═══ Data to process
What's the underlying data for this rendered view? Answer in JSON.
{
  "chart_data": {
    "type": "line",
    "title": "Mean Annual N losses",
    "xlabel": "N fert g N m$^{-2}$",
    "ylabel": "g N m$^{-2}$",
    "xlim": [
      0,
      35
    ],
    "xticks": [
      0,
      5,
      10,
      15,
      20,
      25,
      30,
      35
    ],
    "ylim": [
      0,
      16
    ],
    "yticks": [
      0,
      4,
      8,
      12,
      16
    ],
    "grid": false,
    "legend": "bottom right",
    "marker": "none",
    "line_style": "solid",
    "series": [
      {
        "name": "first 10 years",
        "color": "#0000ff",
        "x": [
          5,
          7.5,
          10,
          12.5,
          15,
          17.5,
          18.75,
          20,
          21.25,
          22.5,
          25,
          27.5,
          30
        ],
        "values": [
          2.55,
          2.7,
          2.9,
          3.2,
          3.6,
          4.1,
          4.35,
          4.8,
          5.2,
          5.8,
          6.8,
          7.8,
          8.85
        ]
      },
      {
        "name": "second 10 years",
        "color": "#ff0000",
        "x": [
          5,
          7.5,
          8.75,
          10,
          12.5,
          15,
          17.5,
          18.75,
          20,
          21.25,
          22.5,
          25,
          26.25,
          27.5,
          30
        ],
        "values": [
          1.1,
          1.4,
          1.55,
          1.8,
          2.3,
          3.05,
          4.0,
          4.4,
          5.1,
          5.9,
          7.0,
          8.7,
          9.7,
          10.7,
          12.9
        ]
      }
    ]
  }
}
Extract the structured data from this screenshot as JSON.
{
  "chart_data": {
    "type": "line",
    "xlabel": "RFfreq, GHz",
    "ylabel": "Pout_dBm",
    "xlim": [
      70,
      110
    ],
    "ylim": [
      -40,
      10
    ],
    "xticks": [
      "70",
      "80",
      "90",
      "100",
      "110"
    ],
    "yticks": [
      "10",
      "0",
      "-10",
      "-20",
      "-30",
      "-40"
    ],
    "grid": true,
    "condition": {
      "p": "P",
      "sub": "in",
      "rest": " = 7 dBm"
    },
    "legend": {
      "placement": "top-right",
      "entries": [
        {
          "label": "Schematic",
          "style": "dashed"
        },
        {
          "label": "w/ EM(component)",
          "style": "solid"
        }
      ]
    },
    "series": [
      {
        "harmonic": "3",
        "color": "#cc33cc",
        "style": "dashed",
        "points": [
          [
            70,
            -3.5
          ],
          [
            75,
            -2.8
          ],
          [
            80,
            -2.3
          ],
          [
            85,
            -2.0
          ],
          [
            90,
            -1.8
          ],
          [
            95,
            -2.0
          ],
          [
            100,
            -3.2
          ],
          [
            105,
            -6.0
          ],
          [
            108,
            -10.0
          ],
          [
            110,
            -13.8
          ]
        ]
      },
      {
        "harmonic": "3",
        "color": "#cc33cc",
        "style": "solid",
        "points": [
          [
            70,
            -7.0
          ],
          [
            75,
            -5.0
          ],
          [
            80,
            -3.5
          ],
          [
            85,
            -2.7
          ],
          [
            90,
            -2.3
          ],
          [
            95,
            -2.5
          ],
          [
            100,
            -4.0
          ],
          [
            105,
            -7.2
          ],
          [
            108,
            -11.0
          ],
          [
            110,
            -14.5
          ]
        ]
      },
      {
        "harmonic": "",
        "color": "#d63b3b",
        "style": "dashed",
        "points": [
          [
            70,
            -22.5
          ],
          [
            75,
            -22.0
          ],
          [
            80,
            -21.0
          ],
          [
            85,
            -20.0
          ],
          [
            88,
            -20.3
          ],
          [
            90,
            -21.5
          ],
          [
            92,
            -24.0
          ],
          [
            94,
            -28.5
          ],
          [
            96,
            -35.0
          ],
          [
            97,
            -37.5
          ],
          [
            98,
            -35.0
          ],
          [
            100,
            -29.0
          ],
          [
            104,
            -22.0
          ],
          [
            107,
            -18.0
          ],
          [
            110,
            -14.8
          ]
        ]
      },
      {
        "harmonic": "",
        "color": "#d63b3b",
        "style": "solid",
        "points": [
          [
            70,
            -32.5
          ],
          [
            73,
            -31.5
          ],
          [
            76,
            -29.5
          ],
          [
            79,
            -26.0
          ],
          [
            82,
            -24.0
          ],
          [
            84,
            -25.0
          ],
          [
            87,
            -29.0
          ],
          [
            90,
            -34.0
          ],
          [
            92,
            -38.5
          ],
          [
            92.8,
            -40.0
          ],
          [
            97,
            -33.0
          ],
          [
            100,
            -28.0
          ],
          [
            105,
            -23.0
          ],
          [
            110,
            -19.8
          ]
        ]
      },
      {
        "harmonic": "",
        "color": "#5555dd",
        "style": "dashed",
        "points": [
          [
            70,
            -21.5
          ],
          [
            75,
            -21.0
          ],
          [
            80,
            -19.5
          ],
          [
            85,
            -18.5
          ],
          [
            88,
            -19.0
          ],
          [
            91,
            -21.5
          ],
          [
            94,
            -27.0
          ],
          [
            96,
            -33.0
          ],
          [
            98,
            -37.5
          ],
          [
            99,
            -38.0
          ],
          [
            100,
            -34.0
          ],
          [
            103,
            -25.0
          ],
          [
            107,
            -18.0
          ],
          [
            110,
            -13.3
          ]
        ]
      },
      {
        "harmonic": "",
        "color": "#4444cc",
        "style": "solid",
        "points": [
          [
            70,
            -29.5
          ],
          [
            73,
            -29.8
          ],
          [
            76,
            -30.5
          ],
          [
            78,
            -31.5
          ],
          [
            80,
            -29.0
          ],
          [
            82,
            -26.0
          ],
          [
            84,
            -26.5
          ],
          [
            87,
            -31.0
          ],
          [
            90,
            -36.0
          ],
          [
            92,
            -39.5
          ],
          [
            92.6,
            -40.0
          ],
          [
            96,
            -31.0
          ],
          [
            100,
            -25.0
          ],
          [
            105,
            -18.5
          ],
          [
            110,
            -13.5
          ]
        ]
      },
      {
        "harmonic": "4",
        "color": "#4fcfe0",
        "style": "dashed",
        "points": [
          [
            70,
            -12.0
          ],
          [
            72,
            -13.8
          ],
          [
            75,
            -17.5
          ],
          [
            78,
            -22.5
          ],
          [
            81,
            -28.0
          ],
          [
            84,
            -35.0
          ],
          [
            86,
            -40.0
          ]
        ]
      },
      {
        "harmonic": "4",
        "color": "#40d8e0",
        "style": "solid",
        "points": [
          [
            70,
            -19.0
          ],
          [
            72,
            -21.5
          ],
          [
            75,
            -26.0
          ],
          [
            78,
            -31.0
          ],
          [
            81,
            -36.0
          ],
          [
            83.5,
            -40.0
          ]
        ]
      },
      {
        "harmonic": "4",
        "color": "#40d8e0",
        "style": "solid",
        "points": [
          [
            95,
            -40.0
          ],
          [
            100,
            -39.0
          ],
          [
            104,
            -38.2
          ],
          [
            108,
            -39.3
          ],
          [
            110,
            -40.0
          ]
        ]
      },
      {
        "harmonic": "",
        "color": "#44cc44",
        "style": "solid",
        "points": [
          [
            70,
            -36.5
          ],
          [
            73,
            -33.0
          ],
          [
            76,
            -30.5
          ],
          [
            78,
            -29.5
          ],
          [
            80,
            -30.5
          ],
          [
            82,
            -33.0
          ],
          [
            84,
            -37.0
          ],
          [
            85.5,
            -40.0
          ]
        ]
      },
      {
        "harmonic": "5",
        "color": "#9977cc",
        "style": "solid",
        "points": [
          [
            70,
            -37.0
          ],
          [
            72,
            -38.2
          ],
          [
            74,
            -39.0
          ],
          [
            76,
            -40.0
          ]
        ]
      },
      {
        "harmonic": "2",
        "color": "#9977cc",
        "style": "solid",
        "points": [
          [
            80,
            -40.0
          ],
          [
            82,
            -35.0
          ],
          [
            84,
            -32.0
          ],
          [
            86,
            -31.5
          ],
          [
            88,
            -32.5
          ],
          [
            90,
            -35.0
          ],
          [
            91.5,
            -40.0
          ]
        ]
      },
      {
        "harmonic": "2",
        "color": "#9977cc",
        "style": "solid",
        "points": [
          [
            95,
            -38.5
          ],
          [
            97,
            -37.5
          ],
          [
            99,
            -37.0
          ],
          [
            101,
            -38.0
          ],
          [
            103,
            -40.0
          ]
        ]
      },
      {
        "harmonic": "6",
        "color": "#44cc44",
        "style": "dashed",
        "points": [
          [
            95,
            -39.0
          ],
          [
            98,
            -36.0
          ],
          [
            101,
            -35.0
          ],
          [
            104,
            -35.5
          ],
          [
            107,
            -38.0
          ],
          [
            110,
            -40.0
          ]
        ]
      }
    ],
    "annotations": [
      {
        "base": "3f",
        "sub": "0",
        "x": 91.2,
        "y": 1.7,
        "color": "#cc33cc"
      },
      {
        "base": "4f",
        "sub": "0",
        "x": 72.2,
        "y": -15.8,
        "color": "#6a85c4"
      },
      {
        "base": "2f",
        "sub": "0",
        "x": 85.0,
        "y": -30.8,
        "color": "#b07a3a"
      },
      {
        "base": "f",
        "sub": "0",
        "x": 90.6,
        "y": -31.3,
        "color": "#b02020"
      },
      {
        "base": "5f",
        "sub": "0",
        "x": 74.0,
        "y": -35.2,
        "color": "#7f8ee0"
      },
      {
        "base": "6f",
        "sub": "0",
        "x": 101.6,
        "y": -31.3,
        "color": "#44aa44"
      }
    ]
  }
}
══════
▶ **Short exercise**
Say how many lines include the word "xlabel"; reply with the number alone.

▶ **Written solution**
2